§ Task objective
Pick out every line with the word "where" and copy it.

§ Extracted entries
━━━━━━

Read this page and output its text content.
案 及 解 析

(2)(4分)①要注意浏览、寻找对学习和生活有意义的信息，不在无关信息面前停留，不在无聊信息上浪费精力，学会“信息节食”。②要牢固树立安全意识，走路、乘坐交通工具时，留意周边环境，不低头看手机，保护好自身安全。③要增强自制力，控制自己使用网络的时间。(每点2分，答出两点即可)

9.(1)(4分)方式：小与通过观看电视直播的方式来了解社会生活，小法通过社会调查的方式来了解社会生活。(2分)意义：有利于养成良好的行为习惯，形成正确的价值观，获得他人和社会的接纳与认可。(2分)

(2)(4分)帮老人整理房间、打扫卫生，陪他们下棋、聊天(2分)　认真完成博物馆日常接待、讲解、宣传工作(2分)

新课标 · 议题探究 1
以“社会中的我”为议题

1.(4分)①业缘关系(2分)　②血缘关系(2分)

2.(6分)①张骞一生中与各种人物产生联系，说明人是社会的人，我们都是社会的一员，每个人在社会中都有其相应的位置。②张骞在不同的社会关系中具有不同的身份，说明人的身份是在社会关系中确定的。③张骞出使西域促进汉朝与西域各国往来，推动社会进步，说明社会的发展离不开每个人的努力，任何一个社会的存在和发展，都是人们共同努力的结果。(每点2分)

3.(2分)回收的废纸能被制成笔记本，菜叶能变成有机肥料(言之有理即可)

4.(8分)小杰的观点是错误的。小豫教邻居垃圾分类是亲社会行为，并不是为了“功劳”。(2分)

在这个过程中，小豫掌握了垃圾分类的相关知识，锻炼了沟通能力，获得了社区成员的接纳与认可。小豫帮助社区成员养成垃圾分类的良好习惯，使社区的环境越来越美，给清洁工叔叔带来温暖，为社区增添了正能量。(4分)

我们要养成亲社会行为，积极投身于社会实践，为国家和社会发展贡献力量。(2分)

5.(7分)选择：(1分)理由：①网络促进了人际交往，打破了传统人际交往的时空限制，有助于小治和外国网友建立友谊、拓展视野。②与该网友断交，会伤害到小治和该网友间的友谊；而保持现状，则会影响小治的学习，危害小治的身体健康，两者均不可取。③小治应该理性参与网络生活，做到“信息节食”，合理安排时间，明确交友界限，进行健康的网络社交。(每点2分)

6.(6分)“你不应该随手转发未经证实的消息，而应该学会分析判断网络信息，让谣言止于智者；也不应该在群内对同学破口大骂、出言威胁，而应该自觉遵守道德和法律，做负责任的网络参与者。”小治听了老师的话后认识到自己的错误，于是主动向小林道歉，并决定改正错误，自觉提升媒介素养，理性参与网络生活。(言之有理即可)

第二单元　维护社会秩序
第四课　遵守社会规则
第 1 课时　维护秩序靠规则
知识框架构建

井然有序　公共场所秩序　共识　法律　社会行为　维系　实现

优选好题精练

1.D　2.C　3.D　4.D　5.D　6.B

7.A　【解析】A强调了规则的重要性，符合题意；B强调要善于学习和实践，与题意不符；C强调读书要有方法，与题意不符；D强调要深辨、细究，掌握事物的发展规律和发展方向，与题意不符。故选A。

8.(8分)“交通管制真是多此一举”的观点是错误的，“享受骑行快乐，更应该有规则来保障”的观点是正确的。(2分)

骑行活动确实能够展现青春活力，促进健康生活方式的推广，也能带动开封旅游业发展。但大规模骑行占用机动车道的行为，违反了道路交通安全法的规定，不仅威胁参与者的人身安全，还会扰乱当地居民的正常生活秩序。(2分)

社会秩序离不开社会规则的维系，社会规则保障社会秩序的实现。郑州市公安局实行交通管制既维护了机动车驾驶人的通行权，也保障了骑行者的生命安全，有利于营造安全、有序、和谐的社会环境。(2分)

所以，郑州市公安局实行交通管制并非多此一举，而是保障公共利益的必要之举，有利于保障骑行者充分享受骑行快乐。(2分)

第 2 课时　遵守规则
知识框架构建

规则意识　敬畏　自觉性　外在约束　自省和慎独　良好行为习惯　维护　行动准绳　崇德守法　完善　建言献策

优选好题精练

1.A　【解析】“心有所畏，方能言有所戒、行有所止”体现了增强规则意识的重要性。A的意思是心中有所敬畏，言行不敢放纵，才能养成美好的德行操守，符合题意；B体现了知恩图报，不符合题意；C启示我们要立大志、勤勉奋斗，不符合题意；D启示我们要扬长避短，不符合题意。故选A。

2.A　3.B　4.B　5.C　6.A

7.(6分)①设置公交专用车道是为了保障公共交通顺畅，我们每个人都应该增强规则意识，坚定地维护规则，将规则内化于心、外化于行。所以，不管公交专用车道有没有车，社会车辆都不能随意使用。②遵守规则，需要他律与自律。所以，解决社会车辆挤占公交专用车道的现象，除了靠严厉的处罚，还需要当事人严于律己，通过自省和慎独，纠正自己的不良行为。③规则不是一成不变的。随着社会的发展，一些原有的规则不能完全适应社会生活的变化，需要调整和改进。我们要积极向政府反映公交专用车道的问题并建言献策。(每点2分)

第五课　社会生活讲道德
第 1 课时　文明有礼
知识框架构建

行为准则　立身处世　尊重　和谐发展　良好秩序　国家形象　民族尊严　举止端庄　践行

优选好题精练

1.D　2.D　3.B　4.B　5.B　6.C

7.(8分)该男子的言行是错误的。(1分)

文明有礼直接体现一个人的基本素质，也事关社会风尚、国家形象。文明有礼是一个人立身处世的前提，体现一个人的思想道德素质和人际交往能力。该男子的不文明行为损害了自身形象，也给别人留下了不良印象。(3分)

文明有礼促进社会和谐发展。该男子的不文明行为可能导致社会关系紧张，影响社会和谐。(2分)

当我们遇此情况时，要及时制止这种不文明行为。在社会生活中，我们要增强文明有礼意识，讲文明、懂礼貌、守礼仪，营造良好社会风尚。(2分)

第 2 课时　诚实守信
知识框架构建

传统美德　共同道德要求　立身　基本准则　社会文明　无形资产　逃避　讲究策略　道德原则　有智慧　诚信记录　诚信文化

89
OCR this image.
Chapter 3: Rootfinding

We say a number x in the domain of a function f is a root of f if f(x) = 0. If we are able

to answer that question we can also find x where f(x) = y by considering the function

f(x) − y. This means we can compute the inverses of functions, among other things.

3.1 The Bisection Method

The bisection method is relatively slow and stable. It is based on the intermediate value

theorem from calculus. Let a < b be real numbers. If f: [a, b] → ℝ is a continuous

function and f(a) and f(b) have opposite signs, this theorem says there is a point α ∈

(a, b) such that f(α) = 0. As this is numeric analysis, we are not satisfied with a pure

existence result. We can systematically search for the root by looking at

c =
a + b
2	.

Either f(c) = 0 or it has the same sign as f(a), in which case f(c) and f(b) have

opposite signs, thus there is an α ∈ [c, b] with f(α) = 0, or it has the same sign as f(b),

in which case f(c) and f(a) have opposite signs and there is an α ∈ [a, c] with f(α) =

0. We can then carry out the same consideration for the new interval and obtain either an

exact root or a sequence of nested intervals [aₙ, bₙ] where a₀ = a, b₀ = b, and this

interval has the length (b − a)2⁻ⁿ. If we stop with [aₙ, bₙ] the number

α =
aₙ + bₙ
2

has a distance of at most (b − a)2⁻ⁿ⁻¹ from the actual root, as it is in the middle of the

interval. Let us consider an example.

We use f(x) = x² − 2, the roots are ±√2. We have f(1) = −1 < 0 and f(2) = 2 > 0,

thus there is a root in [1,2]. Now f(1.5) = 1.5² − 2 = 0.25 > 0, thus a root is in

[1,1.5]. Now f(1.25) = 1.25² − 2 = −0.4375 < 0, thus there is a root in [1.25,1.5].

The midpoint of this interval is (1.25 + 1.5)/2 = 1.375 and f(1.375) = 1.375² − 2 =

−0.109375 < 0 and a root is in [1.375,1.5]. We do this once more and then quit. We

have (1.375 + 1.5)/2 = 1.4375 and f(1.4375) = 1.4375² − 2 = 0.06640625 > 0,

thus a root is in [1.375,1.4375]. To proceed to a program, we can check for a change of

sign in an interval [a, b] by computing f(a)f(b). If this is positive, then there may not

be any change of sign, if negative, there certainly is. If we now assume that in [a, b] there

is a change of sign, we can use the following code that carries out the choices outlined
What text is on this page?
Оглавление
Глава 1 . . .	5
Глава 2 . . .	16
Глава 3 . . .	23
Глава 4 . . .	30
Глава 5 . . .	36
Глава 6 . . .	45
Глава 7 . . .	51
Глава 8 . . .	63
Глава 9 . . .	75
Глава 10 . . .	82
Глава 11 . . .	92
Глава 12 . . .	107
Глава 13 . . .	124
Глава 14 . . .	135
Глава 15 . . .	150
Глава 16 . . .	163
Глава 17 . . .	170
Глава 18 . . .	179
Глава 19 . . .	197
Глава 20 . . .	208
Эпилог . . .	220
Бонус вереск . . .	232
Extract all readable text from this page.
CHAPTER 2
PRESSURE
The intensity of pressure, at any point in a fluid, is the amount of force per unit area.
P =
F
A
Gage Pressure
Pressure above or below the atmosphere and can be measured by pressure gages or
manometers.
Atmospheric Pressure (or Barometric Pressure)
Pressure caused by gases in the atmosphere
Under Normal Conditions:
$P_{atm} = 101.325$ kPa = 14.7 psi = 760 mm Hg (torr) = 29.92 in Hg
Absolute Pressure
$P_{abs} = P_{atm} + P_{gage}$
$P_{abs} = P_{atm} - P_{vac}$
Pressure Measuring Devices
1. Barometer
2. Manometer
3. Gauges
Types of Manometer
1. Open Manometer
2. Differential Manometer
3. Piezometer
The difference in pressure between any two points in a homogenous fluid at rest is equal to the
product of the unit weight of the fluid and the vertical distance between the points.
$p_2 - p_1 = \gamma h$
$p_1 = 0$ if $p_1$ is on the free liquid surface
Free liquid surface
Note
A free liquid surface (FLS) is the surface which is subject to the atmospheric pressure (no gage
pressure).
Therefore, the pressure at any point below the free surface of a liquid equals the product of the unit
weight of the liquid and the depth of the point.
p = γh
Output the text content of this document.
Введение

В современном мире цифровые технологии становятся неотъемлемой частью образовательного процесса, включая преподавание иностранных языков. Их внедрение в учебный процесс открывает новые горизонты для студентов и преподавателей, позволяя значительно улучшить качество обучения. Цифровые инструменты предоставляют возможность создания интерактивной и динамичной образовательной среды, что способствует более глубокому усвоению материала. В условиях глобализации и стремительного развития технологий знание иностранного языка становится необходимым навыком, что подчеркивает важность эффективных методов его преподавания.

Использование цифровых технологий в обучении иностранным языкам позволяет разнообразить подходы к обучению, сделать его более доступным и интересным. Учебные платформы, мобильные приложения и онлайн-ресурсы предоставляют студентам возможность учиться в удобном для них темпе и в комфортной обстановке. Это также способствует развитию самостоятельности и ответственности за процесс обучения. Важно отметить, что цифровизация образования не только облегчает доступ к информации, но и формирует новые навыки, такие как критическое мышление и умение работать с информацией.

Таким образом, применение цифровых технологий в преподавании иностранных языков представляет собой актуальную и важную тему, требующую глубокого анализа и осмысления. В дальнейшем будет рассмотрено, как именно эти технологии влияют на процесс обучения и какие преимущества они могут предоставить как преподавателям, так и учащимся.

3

━━━━━━

§ Exercise solution
to answer that question we can also find x where f(x) = y by considering the function
exact root or a sequence of nested intervals [aₙ, bₙ] where a₀ = a, b₀ = b, and this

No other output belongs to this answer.